::: Supplied records

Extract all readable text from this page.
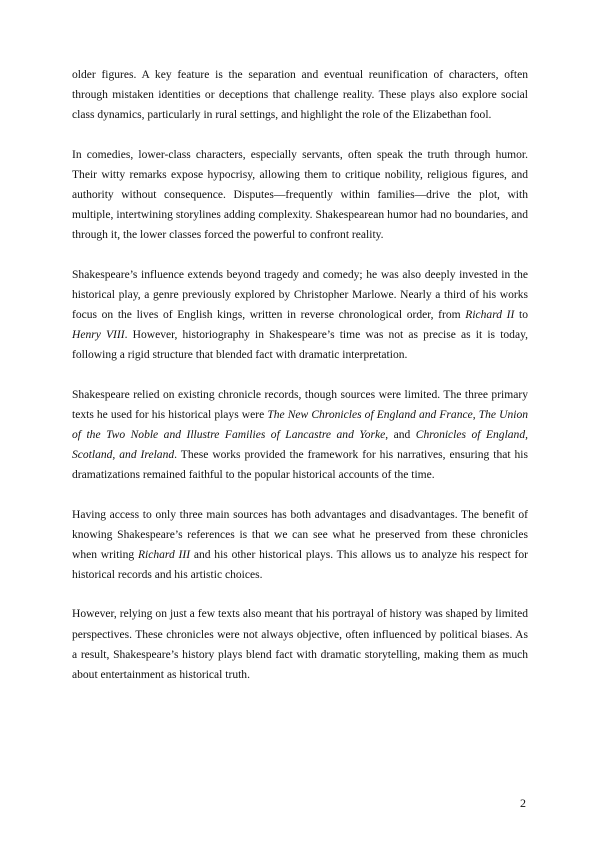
older figures. A key feature is the separation and eventual reunification of characters, often through mistaken identities or deceptions that challenge reality. These plays also explore social class dynamics, particularly in rural settings, and highlight the role of the Elizabethan fool.

In comedies, lower-class characters, especially servants, often speak the truth through humor. Their witty remarks expose hypocrisy, allowing them to critique nobility, religious figures, and authority without consequence. Disputes—frequently within families—drive the plot, with multiple, intertwining storylines adding complexity. Shakespearean humor had no boundaries, and through it, the lower classes forced the powerful to confront reality.

Shakespeare’s influence extends beyond tragedy and comedy; he was also deeply invested in the historical play, a genre previously explored by Christopher Marlowe. Nearly a third of his works focus on the lives of English kings, written in reverse chronological order, from Richard II to Henry VIII. However, historiography in Shakespeare’s time was not as precise as it is today, following a rigid structure that blended fact with dramatic interpretation.

Shakespeare relied on existing chronicle records, though sources were limited. The three primary texts he used for his historical plays were The New Chronicles of England and France, The Union of the Two Noble and Illustre Families of Lancastre and Yorke, and Chronicles of England, Scotland, and Ireland. These works provided the framework for his narratives, ensuring that his dramatizations remained faithful to the popular historical accounts of the time.

Having access to only three main sources has both advantages and disadvantages. The benefit of knowing Shakespeare’s references is that we can see what he preserved from these chronicles when writing Richard III and his other historical plays. This allows us to analyze his respect for historical records and his artistic choices.

However, relying on just a few texts also meant that his portrayal of history was shaped by limited perspectives. These chronicles were not always objective, often influenced by political biases. As a result, Shakespeare’s history plays blend fact with dramatic storytelling, making them as much about entertainment as historical truth.

2
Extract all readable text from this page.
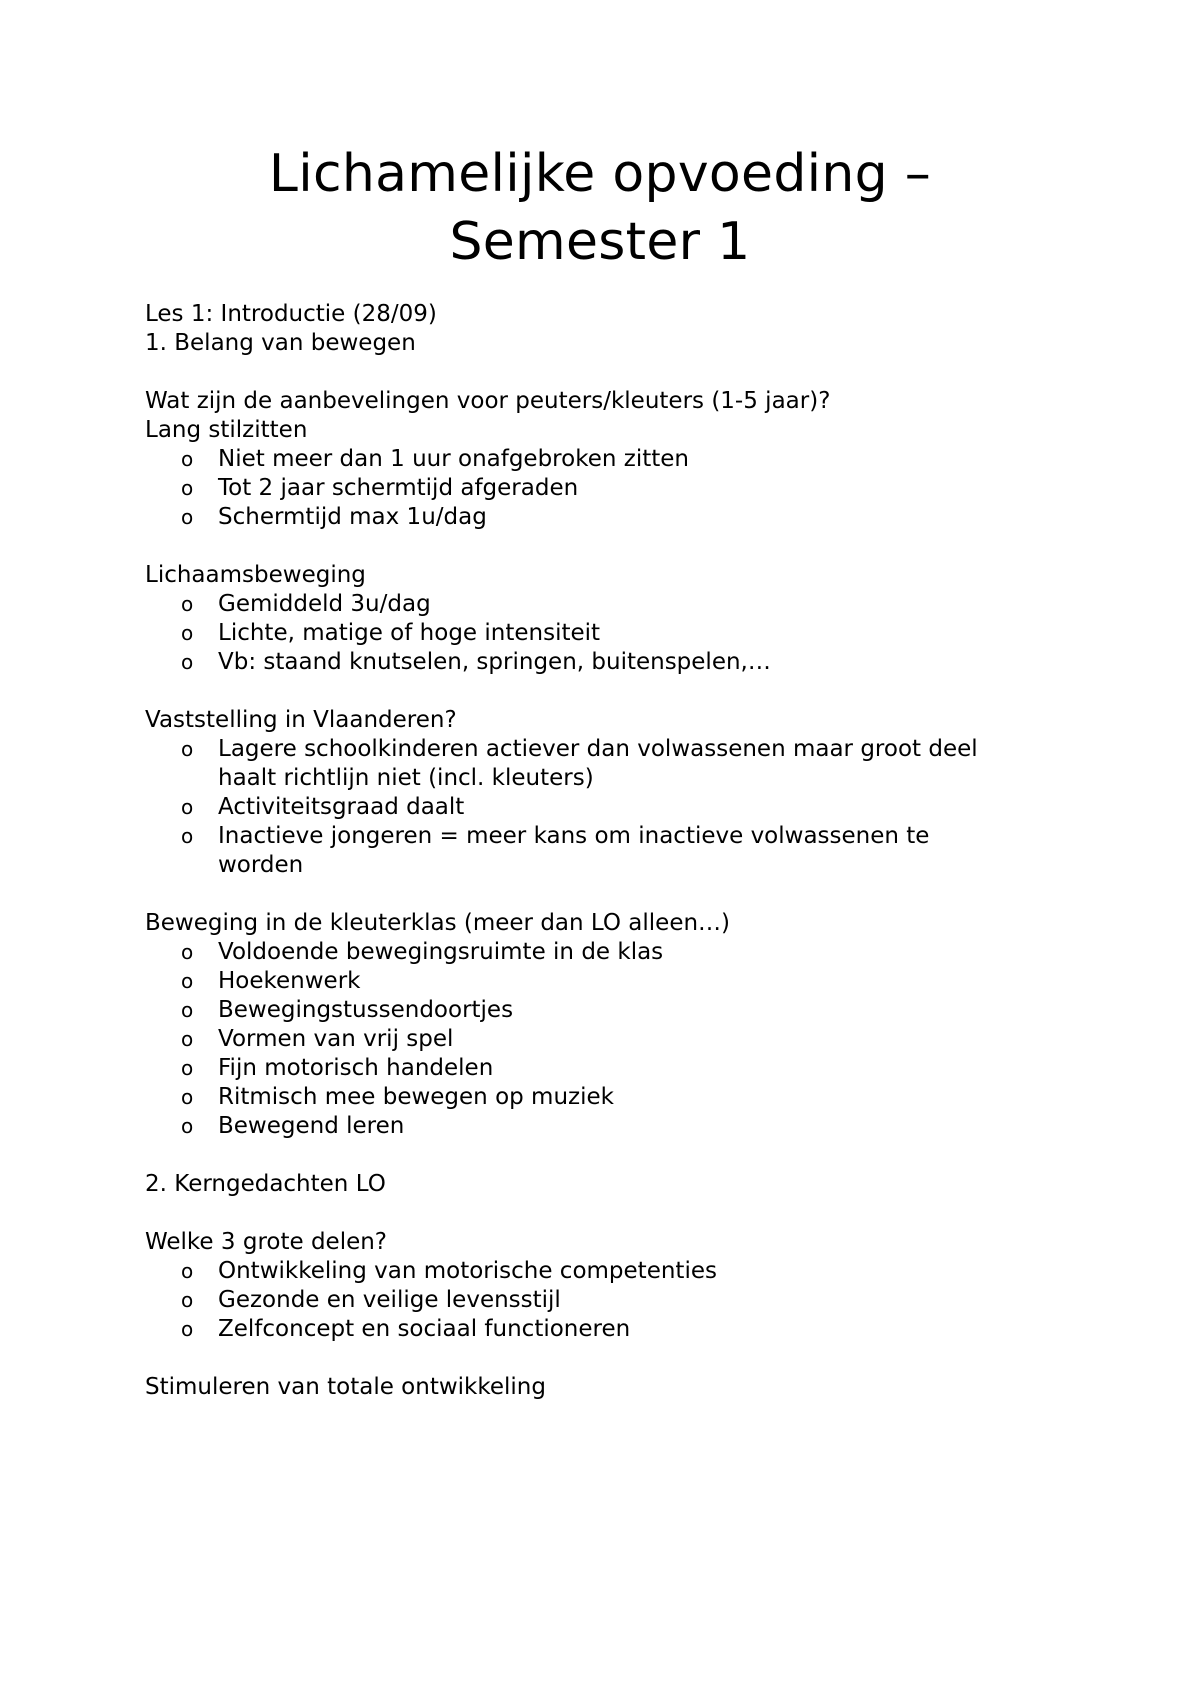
Lichamelijke opvoeding –
Semester 1

Les 1: Introductie (28/09)

1. Belang van bewegen

Wat zijn de aanbevelingen voor peuters/kleuters (1-5 jaar)?

Lang stilzitten

o Niet meer dan 1 uur onafgebroken zitten
o Tot 2 jaar schermtijd afgeraden
o Schermtijd max 1u/dag

Lichaamsbeweging

o Gemiddeld 3u/dag
o Lichte, matige of hoge intensiteit
o Vb: staand knutselen, springen, buitenspelen,…

Vaststelling in Vlaanderen?

o Lagere schoolkinderen actiever dan volwassenen maar groot deel haalt richtlijn niet (incl. kleuters)
o Activiteitsgraad daalt
o Inactieve jongeren = meer kans om inactieve volwassenen te worden

Beweging in de kleuterklas (meer dan LO alleen…)

o Voldoende bewegingsruimte in de klas
o Hoekenwerk
o Bewegingstussendoortjes
o Vormen van vrij spel
o Fijn motorisch handelen
o Ritmisch mee bewegen op muziek
o Bewegend leren

2. Kerngedachten LO

Welke 3 grote delen?

o Ontwikkeling van motorische competenties
o Gezonde en veilige levensstijl
o Zelfconcept en sociaal functioneren

Stimuleren van totale ontwikkeling
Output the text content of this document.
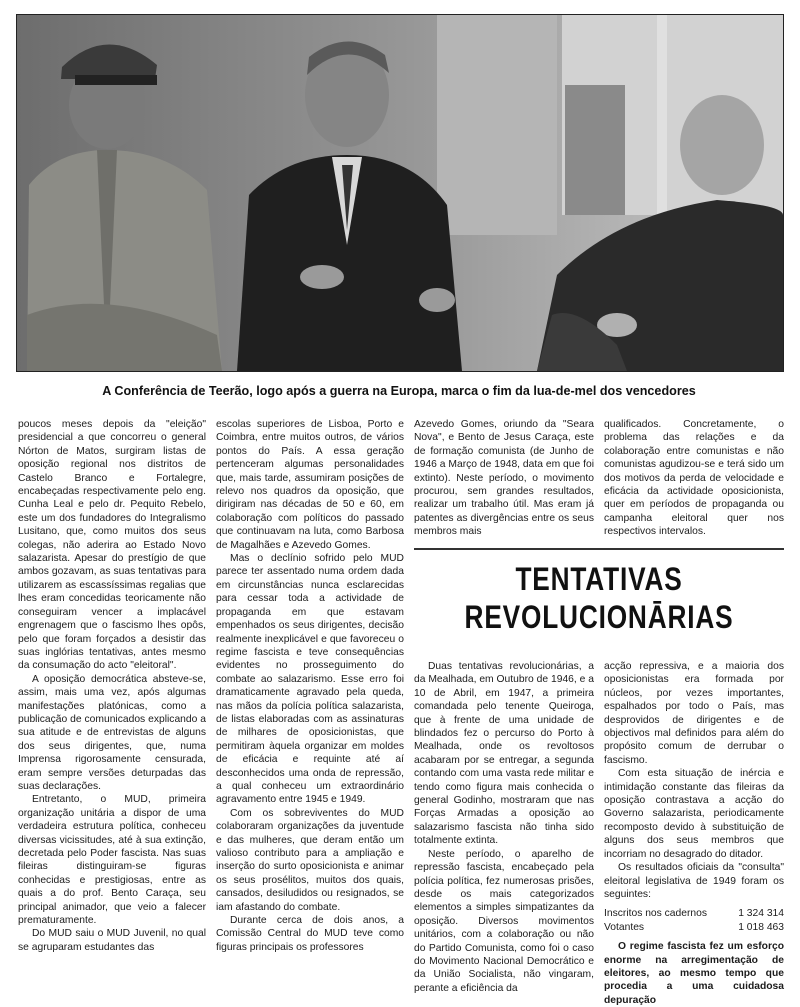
A Conferência de Teerão, logo após a guerra na Europa, marca o fim da lua-de-mel dos vencedores

poucos meses depois da "eleição" presidencial a que concorreu o general Nórton de Matos, surgiram listas de oposição regional nos distritos de Castelo Branco e Fortalegre, encabeçadas respectivamente pelo eng. Cunha Leal e pelo dr. Pequito Rebelo, este um dos fundadores do Integralismo Lusitano, que, como muitos dos seus colegas, não aderira ao Estado Novo salazarista. Apesar do prestígio de que ambos gozavam, as suas tentativas para utilizarem as escassíssimas regalias que lhes eram concedidas teoricamente não conseguiram vencer a implacável engrenagem que o fascismo lhes opôs, pelo que foram forçados a desistir das suas inglórias tentativas, antes mesmo da consumação do acto "eleitoral".

A oposição democrática absteve-se, assim, mais uma vez, após algumas manifestações platónicas, como a publicação de comunicados explicando a sua atitude e de entrevistas de alguns dos seus dirigentes, que, numa Imprensa rigorosamente censurada, eram sempre versões deturpadas das suas declarações.

Entretanto, o MUD, primeira organização unitária a dispor de uma verdadeira estrutura política, conheceu diversas vicissitudes, até à sua extinção, decretada pelo Poder fascista. Nas suas fileiras distinguiram-se figuras conhecidas e prestigiosas, entre as quais a do prof. Bento Caraça, seu principal animador, que veio a falecer prematuramente.

Do MUD saiu o MUD Juvenil, no qual se agruparam estudantes das

escolas superiores de Lisboa, Porto e Coimbra, entre muitos outros, de vários pontos do País. A essa geração pertenceram algumas personalidades que, mais tarde, assumiram posições de relevo nos quadros da oposição, que dirigiram nas décadas de 50 e 60, em colaboração com políticos do passado que continuavam na luta, como Barbosa de Magalhães e Azevedo Gomes.

Mas o declínio sofrido pelo MUD parece ter assentado numa ordem dada em circunstâncias nunca esclarecidas para cessar toda a actividade de propaganda em que estavam empenhados os seus dirigentes, decisão realmente inexplicável e que favoreceu o regime fascista e teve consequências evidentes no prosseguimento do combate ao salazarismo. Esse erro foi dramaticamente agravado pela queda, nas mãos da polícia política salazarista, de listas elaboradas com as assinaturas de milhares de oposicionistas, que permitiram àquela organizar em moldes de eficácia e requinte até aí desconhecidos uma onda de repressão, a qual conheceu um extraordinário agravamento entre 1945 e 1949.

Com os sobreviventes do MUD colaboraram organizações da juventude e das mulheres, que deram então um valioso contributo para a ampliação e inserção do surto oposicionista e animar os seus prosélitos, muitos dos quais, cansados, desiludidos ou resignados, se iam afastando do combate.

Durante cerca de dois anos, a Comissão Central do MUD teve como figuras principais os professores

Azevedo Gomes, oriundo da "Seara Nova", e Bento de Jesus Caraça, este de formação comunista (de Junho de 1946 a Março de 1948, data em que foi extinto). Neste período, o movimento procurou, sem grandes resultados, realizar um trabalho útil. Mas eram já patentes as divergências entre os seus membros mais

qualificados. Concretamente, o problema das relações e da colaboração entre comunistas e não comunistas agudizou-se e terá sido um dos motivos da perda de velocidade e eficácia da actividade oposicionista, quer em períodos de propaganda ou campanha eleitoral quer nos respectivos intervalos.

TENTATIVAS
REVOLUCIONĀRIAS

Duas tentativas revolucionárias, a da Mealhada, em Outubro de 1946, e a 10 de Abril, em 1947, a primeira comandada pelo tenente Queiroga, que à frente de uma unidade de blindados fez o percurso do Porto à Mealhada, onde os revoltosos acabaram por se entregar, a segunda contando com uma vasta rede militar e tendo como figura mais conhecida o general Godinho, mostraram que nas Forças Armadas a oposição ao salazarismo fascista não tinha sido totalmente extinta.

Neste período, o aparelho de repressão fascista, encabeçado pela polícia política, fez numerosas prisões, desde os mais categorizados elementos a simples simpatizantes da oposição. Diversos movimentos unitários, com a colaboração ou não do Partido Comunista, como foi o caso do Movimento Nacional Democrático e da União Socialista, não vingaram, perante a eficiência da

acção repressiva, e a maioria dos oposicionistas era formada por núcleos, por vezes importantes, espalhados por todo o País, mas desprovidos de dirigentes e de objectivos mal definidos para além do propósito comum de derrubar o fascismo.

Com esta situação de inércia e intimidação constante das fileiras da oposição contrastava a acção do Governo salazarista, periodicamente recomposto devido à substituição de alguns dos seus membros que incorriam no desagrado do ditador.

Os resultados oficiais da "consulta" eleitoral legislativa de 1949 foram os seguintes:

Inscritos nos cadernos	1 324 314
Votantes	1 018 463

O regime fascista fez um esforço enorme na arregimentação de eleitores, ao mesmo tempo que procedia a uma cuidadosa depuração
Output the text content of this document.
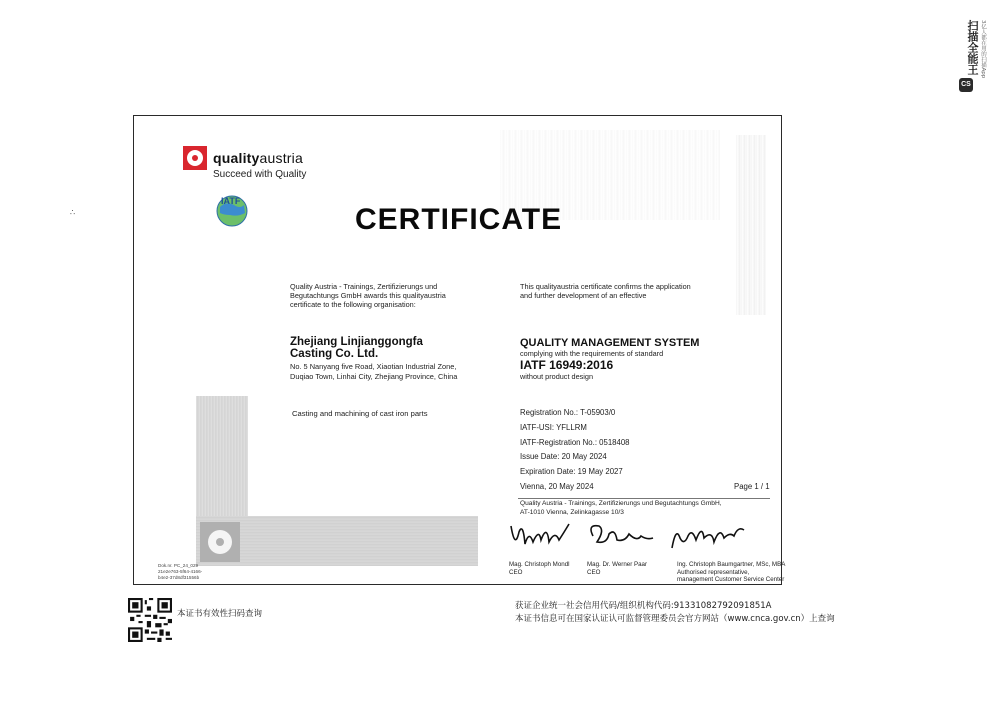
qualityaustria
Succeed with Quality
IATF
CERTIFICATE
Quality Austria - Trainings, Zertifizierungs und
Begutachtungs GmbH awards this qualityaustria
certificate to the following organisation:
This qualityaustria certificate confirms the application
and further development of an effective
Zhejiang Linjianggongfa
Casting Co. Ltd.
No. 5 Nanyang five Road, Xiaotian Industrial Zone,
Duqiao Town, Linhai City, Zhejiang Province, China
QUALITY MANAGEMENT SYSTEM
complying with the requirements of standard
IATF 16949:2016
without product design
Casting and machining of cast iron parts	Registration No.: T-05903/0
IATF-USI: YFLLRM
IATF-Registration No.: 0518408
Issue Date: 20 May 2024
Expiration Date: 19 May 2027
Vienna, 20 May 2024	Page 1 / 1
Quality Austria - Trainings, Zertifizierungs und Begutachtungs GmbH,
AT-1010 Vienna, Zelinkagasse 10/3
Mag. Christoph Mondl
CEO
Mag. Dr. Werner Paar
CEO
Ing. Christoph Baumgartner, MSc, MBA
Authorised representative,
management Customer Service Center
Dok.nr. PC_24_029
21e2e763-5f64-4166-
b4e2-37d8df31556b
本证书有效性扫码查询
获证企业统一社会信用代码/组织机构代码:91331082792091851A
本证书信息可在国家认证认可监督管理委员会官方网站（www.cnca.gov.cn）上查询
CS
扫描全能王 3亿人都在用的扫描App
∴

::::::

• [Task directions] Look through the material and copy each line that has "qualityaustria".

• [Exercise response]
qualityaustria
Begutachtungs GmbH awards this qualityaustria
This qualityaustria certificate confirms the application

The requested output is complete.